Stated task. Copy all lines holding the word "ABSORPSI" from the entries.

Exercise data.
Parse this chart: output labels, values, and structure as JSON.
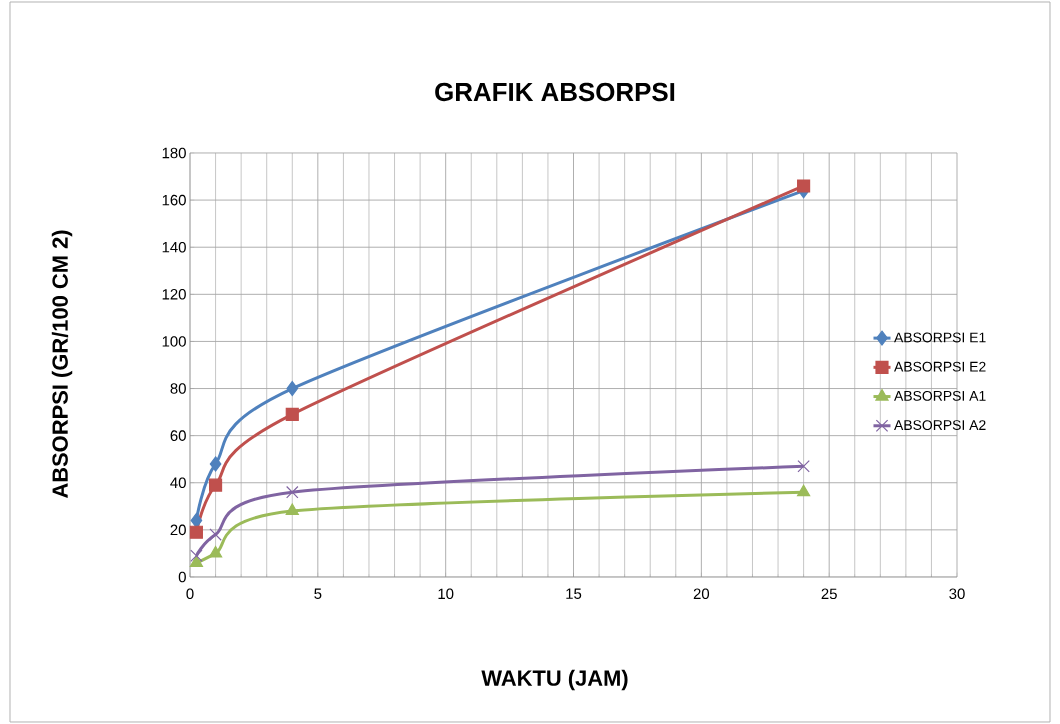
{
  "chart_data": {
    "type": "line",
    "title": "GRAFIK ABSORPSI",
    "xlabel": "WAKTU (JAM)",
    "ylabel": "ABSORPSI (GR/100 CM 2)",
    "xlim": [
      0,
      30
    ],
    "xticks": [
      0,
      5,
      10,
      15,
      20,
      25,
      30
    ],
    "ylim": [
      0,
      180
    ],
    "yticks": [
      0,
      20,
      40,
      60,
      80,
      100,
      120,
      140,
      160,
      180
    ],
    "grid": true,
    "legend": "right",
    "x": [
      0.25,
      1,
      4,
      24
    ],
    "series": [
      {
        "name": "ABSORPSI E1",
        "color": "#4f81bd",
        "marker": "diamond",
        "values": [
          24,
          48,
          80,
          164
        ]
      },
      {
        "name": "ABSORPSI E2",
        "color": "#c0504d",
        "marker": "square",
        "values": [
          19,
          39,
          69,
          166
        ]
      },
      {
        "name": "ABSORPSI A1",
        "color": "#9bbb59",
        "marker": "triangle",
        "values": [
          6,
          10,
          28,
          36
        ]
      },
      {
        "name": "ABSORPSI A2",
        "color": "#8064a2",
        "marker": "cross",
        "values": [
          9,
          18,
          36,
          47
        ]
      }
    ]
  }
}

Written response.
    "title": "GRAFIK ABSORPSI",
    "ylabel": "ABSORPSI (GR/100 CM 2)",
        "name": "ABSORPSI E1",
        "name": "ABSORPSI E2",
        "name": "ABSORPSI A1",
        "name": "ABSORPSI A2",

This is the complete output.